## [What to do]
Pull out every line in the data that has the string "ylabel" in it.

## BEGIN

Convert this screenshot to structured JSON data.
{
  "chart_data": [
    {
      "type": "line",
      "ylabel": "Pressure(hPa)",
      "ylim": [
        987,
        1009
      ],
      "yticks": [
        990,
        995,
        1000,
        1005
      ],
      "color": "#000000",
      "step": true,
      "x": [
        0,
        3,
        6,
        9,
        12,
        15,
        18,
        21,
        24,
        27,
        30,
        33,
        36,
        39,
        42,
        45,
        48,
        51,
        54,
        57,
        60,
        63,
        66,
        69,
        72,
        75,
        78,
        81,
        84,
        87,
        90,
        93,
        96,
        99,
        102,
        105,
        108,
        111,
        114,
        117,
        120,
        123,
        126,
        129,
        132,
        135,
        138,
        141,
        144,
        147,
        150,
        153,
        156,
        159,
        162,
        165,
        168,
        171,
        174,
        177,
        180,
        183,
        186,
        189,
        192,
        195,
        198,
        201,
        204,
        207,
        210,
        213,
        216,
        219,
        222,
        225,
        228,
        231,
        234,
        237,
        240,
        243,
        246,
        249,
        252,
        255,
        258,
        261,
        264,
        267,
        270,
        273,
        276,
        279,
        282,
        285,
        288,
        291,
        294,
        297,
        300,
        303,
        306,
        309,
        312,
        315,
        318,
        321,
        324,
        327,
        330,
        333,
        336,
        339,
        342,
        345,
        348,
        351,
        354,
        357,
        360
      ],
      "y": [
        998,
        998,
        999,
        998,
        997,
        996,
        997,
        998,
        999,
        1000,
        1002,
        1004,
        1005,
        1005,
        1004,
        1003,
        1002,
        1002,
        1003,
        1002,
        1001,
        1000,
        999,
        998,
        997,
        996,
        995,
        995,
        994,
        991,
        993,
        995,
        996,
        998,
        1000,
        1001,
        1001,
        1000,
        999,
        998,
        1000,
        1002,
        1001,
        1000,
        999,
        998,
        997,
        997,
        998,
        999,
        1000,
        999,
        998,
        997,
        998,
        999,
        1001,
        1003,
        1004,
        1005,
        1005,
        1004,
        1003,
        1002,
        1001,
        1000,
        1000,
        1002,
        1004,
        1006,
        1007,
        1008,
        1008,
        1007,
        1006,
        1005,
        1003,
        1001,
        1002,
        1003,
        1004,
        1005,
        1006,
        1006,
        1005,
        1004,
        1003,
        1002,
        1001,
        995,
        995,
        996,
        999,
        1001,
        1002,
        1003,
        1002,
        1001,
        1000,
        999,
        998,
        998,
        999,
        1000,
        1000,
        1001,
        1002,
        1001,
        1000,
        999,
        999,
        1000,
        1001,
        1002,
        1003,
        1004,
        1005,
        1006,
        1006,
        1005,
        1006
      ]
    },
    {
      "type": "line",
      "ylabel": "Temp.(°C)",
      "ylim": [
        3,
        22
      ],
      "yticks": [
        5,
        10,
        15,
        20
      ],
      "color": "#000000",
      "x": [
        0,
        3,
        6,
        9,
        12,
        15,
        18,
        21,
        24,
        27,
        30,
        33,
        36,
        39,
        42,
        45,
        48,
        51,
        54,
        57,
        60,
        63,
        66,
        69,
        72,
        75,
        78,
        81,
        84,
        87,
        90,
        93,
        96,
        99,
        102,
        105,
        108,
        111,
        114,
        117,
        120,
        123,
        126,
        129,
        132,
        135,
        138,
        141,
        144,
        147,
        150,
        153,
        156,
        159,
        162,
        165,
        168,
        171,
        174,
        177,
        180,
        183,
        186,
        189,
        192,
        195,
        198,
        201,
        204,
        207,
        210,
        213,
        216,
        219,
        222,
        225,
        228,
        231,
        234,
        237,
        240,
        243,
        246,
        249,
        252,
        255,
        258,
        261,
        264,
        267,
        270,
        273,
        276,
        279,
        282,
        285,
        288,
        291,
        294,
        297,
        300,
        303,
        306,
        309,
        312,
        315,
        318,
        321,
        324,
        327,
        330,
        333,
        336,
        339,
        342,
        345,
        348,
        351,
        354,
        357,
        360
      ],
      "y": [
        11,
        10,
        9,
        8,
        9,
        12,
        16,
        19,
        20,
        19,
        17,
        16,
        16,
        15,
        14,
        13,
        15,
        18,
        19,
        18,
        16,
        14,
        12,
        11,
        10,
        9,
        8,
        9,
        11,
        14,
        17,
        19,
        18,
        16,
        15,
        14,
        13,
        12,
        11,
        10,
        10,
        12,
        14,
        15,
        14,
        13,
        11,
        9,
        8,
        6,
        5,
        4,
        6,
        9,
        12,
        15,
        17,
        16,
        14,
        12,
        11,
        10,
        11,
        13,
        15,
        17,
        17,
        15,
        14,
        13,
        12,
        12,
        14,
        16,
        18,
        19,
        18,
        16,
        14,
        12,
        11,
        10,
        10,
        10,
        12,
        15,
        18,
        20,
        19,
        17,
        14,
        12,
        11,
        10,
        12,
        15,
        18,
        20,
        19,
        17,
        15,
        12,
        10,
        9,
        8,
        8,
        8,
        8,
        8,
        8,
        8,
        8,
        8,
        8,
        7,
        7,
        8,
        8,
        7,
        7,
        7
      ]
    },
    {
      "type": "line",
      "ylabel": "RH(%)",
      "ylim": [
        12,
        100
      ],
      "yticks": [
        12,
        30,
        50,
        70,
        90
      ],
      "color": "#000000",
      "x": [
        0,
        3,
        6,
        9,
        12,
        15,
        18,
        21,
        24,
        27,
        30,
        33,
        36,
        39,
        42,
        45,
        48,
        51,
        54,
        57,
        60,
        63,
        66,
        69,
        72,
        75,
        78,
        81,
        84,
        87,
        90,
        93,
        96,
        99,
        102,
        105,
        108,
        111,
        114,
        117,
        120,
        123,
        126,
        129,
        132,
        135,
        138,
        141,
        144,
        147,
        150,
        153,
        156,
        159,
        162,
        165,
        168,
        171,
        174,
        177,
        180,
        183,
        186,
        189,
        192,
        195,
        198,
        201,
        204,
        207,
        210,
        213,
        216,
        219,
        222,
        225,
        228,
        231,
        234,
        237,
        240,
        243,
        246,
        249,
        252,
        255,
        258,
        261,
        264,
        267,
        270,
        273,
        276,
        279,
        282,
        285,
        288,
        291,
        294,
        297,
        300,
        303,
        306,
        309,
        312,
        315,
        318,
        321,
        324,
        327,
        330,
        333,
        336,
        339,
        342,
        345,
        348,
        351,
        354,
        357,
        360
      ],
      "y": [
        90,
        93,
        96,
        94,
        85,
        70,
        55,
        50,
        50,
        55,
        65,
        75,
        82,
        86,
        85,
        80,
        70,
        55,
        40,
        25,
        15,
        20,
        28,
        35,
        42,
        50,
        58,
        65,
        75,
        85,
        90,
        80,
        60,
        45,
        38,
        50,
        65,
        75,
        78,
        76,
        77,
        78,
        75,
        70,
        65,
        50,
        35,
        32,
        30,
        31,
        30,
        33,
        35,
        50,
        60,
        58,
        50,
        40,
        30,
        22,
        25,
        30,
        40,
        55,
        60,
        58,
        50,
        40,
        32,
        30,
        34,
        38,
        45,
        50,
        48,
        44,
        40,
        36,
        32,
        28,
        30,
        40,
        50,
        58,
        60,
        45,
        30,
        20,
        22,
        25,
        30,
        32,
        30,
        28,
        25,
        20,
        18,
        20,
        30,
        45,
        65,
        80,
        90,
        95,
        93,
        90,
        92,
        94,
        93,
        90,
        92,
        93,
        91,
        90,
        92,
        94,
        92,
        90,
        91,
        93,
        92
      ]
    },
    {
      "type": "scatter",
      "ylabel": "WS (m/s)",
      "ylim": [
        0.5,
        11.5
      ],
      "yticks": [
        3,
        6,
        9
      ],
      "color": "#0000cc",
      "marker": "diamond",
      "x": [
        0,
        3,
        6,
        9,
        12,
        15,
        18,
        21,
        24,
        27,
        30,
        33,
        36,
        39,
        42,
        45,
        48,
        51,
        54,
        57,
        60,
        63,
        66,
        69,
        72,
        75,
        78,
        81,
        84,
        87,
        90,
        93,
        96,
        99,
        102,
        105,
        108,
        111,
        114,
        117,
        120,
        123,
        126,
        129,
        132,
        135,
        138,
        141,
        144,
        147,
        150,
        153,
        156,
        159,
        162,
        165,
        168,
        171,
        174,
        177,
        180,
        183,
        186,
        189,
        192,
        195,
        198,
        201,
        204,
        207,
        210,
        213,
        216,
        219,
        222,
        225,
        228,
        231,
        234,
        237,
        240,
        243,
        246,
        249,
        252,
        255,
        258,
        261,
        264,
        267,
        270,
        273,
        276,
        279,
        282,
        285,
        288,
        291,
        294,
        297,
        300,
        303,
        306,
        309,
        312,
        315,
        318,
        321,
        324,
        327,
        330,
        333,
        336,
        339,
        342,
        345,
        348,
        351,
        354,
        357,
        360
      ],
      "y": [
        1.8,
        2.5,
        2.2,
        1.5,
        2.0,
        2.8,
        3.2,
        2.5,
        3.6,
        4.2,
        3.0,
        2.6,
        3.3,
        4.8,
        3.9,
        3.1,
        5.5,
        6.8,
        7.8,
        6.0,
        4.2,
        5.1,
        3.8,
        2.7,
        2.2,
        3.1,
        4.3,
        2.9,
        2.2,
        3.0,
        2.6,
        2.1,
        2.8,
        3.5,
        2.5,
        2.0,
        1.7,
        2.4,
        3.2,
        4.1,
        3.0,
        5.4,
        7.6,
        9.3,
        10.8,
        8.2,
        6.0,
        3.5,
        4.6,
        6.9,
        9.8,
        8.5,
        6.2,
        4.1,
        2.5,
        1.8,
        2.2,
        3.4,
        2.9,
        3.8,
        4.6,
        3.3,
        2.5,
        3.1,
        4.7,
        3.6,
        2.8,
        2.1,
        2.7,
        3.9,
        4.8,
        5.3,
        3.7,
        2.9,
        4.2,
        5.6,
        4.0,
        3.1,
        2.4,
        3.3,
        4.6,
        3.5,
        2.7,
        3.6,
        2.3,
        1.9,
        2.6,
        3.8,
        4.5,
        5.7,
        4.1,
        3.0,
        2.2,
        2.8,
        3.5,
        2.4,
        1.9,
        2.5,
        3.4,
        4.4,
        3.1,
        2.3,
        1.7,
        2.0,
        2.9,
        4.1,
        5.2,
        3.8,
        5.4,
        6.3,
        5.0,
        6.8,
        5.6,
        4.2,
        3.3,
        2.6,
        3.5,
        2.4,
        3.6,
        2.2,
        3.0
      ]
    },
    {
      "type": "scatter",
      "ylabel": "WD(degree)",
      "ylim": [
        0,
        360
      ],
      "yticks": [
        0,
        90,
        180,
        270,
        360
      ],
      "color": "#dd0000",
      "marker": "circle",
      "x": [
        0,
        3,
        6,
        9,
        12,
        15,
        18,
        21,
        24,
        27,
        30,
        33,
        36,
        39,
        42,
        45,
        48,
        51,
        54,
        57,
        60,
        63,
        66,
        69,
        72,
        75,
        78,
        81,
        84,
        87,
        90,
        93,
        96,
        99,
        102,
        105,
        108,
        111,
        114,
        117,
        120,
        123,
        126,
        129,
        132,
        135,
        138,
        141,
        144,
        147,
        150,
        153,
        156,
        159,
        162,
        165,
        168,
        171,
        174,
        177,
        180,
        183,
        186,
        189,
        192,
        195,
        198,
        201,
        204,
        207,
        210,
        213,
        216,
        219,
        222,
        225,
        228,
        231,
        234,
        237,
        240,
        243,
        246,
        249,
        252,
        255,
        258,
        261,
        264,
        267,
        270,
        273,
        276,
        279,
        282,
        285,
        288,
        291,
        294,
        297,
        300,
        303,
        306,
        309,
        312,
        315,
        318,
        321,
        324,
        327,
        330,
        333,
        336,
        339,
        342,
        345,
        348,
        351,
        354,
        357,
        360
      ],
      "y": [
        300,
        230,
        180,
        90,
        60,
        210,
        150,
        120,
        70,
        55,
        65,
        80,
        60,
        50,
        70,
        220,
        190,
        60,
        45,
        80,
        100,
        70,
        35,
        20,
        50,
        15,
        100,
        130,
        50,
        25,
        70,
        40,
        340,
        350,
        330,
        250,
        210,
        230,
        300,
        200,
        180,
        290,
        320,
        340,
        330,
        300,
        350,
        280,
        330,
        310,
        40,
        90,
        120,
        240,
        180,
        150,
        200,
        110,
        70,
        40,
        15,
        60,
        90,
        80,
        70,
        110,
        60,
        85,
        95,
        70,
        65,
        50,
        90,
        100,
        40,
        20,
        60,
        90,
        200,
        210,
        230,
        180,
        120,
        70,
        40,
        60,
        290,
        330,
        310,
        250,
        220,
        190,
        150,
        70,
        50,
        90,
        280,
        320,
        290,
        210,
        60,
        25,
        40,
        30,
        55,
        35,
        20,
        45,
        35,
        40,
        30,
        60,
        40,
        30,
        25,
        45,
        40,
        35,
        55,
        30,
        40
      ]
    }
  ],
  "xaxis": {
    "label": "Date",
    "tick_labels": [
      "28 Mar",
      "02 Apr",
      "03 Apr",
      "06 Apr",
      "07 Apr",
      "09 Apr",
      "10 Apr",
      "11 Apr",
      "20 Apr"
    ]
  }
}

## END

## [Exercise output]
      "ylabel": "Pressure(hPa)",
      "ylabel": "Temp.(°C)",
      "ylabel": "RH(%)",
      "ylabel": "WS (m/s)",
      "ylabel": "WD(degree)",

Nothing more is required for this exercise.